Selected passage:
Published August 22, 2022

HYDERABAD: Police use tear gas to disperse a crowd in Saddar following an alleged incident of Quran desecration on Sunday.—Umair Ali / Dawn

HYDERABAD: Law enfo­rc­ement agencies resorted to tear gas shelling and fired into the air in different areas of Hyderabad on Sunday following an incident of alleged desecration of the Holy Quran.

A policeman was assau­lted while a police mobile was damaged by a mob.

Enraged crowds forced their way into a business centre by breaking windowpanes to get hold of the man they accused of sacrilege of the Holy Quran.

Police picked up a sanitary worker. A case was registered under sections 295-B and 34 of PPC on the complaint of Bilal, son of Bundo Khan Abbasi.

The complainant claimed he had learnt that someone had burnt pages of Holy Quran in Rabi Plaza. He went inside and learnt that someone had burnt Holy Quran. Soon, he said, eight to 10 persons entered the plaza.

Information provided:
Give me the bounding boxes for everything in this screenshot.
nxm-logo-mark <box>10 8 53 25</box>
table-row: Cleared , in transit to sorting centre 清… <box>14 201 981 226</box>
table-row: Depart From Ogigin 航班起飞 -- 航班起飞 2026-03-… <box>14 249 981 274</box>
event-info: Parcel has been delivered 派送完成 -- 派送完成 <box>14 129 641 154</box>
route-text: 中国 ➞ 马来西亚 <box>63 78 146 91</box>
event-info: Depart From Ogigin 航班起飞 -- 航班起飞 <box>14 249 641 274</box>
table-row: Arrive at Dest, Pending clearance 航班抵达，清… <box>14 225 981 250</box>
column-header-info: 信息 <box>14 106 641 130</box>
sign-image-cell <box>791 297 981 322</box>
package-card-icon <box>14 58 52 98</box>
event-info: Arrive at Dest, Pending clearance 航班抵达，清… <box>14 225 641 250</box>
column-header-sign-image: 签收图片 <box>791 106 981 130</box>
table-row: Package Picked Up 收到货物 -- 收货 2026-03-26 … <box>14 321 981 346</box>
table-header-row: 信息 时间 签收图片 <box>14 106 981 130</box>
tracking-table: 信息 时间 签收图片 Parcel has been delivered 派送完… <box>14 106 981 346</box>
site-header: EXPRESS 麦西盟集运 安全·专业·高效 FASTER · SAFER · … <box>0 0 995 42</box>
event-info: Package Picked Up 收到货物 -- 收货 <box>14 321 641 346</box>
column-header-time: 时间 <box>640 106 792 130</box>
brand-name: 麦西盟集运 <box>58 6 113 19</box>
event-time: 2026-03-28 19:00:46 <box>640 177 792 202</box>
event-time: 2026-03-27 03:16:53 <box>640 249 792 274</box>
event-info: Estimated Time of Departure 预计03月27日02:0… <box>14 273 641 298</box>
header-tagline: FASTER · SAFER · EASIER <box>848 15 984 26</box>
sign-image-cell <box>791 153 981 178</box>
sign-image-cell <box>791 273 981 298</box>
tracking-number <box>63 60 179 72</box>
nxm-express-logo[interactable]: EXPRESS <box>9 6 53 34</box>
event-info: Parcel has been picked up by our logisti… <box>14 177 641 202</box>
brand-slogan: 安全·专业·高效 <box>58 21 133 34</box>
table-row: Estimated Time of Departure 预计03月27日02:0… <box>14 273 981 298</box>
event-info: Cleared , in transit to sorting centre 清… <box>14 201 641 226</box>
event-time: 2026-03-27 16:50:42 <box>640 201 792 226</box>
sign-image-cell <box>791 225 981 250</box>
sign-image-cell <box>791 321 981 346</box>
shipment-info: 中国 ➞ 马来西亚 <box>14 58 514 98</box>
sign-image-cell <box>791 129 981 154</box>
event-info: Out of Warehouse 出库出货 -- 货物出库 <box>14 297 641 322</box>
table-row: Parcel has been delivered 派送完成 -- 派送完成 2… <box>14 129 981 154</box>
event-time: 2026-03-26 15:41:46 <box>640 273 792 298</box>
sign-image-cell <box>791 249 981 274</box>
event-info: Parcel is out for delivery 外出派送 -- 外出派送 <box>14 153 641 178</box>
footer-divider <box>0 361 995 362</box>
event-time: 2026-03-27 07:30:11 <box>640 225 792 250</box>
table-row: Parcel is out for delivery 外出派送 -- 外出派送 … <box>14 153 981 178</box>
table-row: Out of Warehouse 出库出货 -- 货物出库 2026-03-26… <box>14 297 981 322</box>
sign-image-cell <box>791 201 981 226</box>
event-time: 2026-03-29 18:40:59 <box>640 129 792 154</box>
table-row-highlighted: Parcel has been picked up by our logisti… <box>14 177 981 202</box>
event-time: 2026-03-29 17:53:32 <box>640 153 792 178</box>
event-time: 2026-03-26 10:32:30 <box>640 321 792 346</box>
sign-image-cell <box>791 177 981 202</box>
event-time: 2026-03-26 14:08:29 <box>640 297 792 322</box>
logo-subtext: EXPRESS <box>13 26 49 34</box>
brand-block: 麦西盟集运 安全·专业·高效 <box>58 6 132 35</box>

Short task 1:
Answer each question from the report on the Hyderabad incident.
(a) What two measures did law enforcement agencies take in Hyderabad on Sunday?
(b) Whom did police pick up?
(c) Under which sections of PPC was the case registered?
Short task 2: Resume the report on the Hyderabad incident, starting after its final sentence.
The data is not needed for the work on this page.

Exercise result 1:
(a) They resorted to tear gas shelling and fired into the air.
(b) A sanitary worker.
(c) Sections 295-B and 34.

Exercise result 2:
Bilal claimed that Maulana Amin Zikriya showed him burnt pages near an elevator. He asked a sanitary worker whether he knew the identity of the man who had done this, but he remained silent.

According to Bilal, he got hold of a sanitary worker and took possession of some of the burnt pages. He then handed over the man, along with the burnt pages, to police.

The trouble started when news about the alleged sacrilege spread like wildlife acr­oss city. All business and commercial centres were shut immediately. Enraged youth gathered outside the plaza.

The number of furious protesters kept increasing and by 5pm they were in the thousands, blocking streets leading to the plaza.

As the mob refused to disperse, police decided to disperse the crowd by resorting to tear gas shelling. This forced the protesters to flee the area, but they re-emer­ged after a few minutes.

Six or seven demonstrators managed to enter the plaza through a mezzanine office by breaking windowpanes and using a ladder.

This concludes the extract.